- What the task asks -
Word for word, give the material below again, minus any images.

- Task material -
════════════════

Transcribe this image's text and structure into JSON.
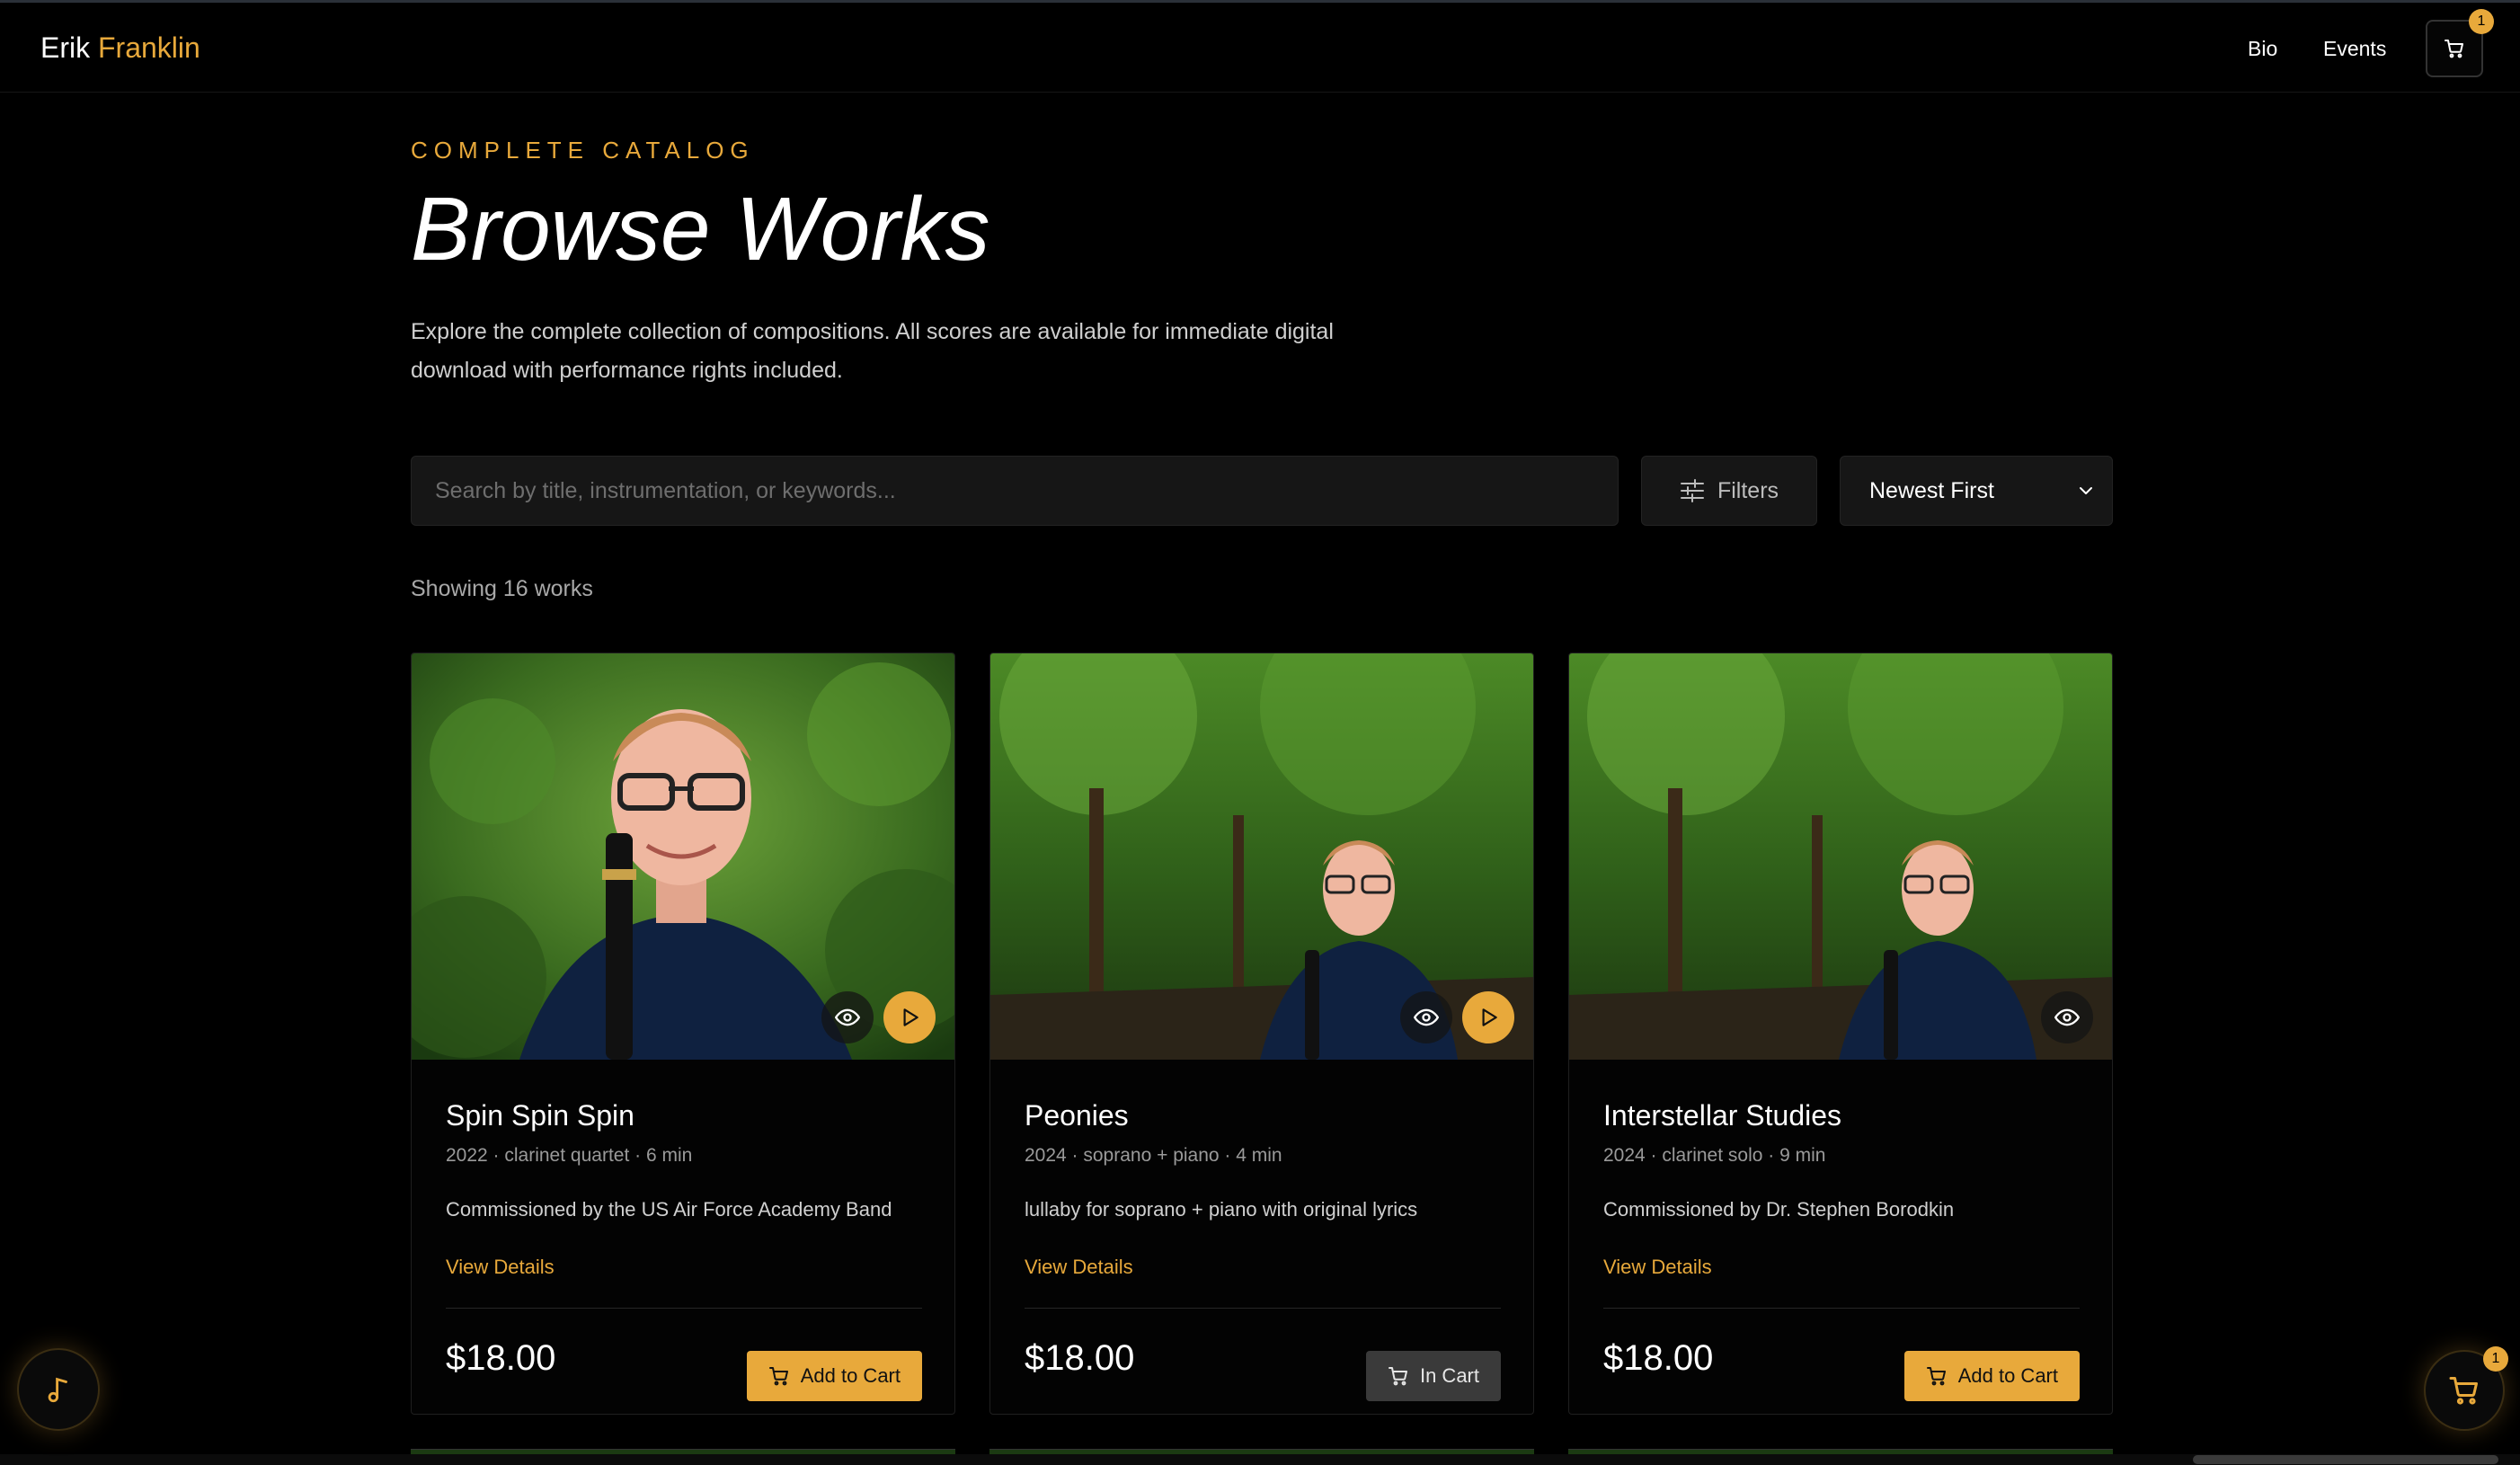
{
  "nav": {
    "brand_first": "Erik",
    "brand_last": "Franklin",
    "links": [
      {
        "label": "Bio"
      },
      {
        "label": "Events"
      }
    ],
    "cart_count": "1"
  },
  "header": {
    "eyebrow": "COMPLETE CATALOG",
    "title": "Browse Works",
    "description": "Explore the complete collection of compositions. All scores are available for immediate digital download with performance rights included."
  },
  "controls": {
    "search_placeholder": "Search by title, instrumentation, or keywords...",
    "search_value": "",
    "filters_label": "Filters",
    "sort_selected": "Newest First"
  },
  "results": {
    "count_text": "Showing 16 works"
  },
  "works": [
    {
      "title": "Spin Spin Spin",
      "meta": "2022 · clarinet quartet · 6 min",
      "description": "Commissioned by the US Air Force Academy Band",
      "link": "View Details",
      "price": "$18.00",
      "cart_label": "Add to Cart",
      "in_cart": false,
      "has_audio": true
    },
    {
      "title": "Peonies",
      "meta": "2024 · soprano + piano · 4 min",
      "description": "lullaby for soprano + piano with original lyrics",
      "link": "View Details",
      "price": "$18.00",
      "cart_label": "In Cart",
      "in_cart": true,
      "has_audio": true
    },
    {
      "title": "Interstellar Studies",
      "meta": "2024 · clarinet solo · 9 min",
      "description": "Commissioned by Dr. Stephen Borodkin",
      "link": "View Details",
      "price": "$18.00",
      "cart_label": "Add to Cart",
      "in_cart": false,
      "has_audio": false
    }
  ],
  "floating": {
    "music_icon": "music-note-icon",
    "cart_count": "1"
  },
  "colors": {
    "accent": "#e8a93b",
    "background": "#000000",
    "surface": "#161616"
  }
}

════════════════

- Written solution -
Transcribe this image's text and structure into JSON.
{
  "nav": {
    "brand_first": "Erik",
    "brand_last": "Franklin",
    "links": [
      {
        "label": "Bio"
      },
      {
        "label": "Events"
      }
    ],
    "cart_count": "1"
  },
  "header": {
    "eyebrow": "COMPLETE CATALOG",
    "title": "Browse Works",
    "description": "Explore the complete collection of compositions. All scores are available for immediate digital download with performance rights included."
  },
  "controls": {
    "search_placeholder": "Search by title, instrumentation, or keywords...",
    "search_value": "",
    "filters_label": "Filters",
    "sort_selected": "Newest First"
  },
  "results": {
    "count_text": "Showing 16 works"
  },
  "works": [
    {
      "title": "Spin Spin Spin",
      "meta": "2022 · clarinet quartet · 6 min",
      "description": "Commissioned by the US Air Force Academy Band",
      "link": "View Details",
      "price": "$18.00",
      "cart_label": "Add to Cart",
      "in_cart": false,
      "has_audio": true
    },
    {
      "title": "Peonies",
      "meta": "2024 · soprano + piano · 4 min",
      "description": "lullaby for soprano + piano with original lyrics",
      "link": "View Details",
      "price": "$18.00",
      "cart_label": "In Cart",
      "in_cart": true,
      "has_audio": true
    },
    {
      "title": "Interstellar Studies",
      "meta": "2024 · clarinet solo · 9 min",
      "description": "Commissioned by Dr. Stephen Borodkin",
      "link": "View Details",
      "price": "$18.00",
      "cart_label": "Add to Cart",
      "in_cart": false,
      "has_audio": false
    }
  ],
  "floating": {
    "music_icon": "music-note-icon",
    "cart_count": "1"
  },
  "colors": {
    "accent": "#e8a93b",
    "background": "#000000",
    "surface": "#161616"
  }
}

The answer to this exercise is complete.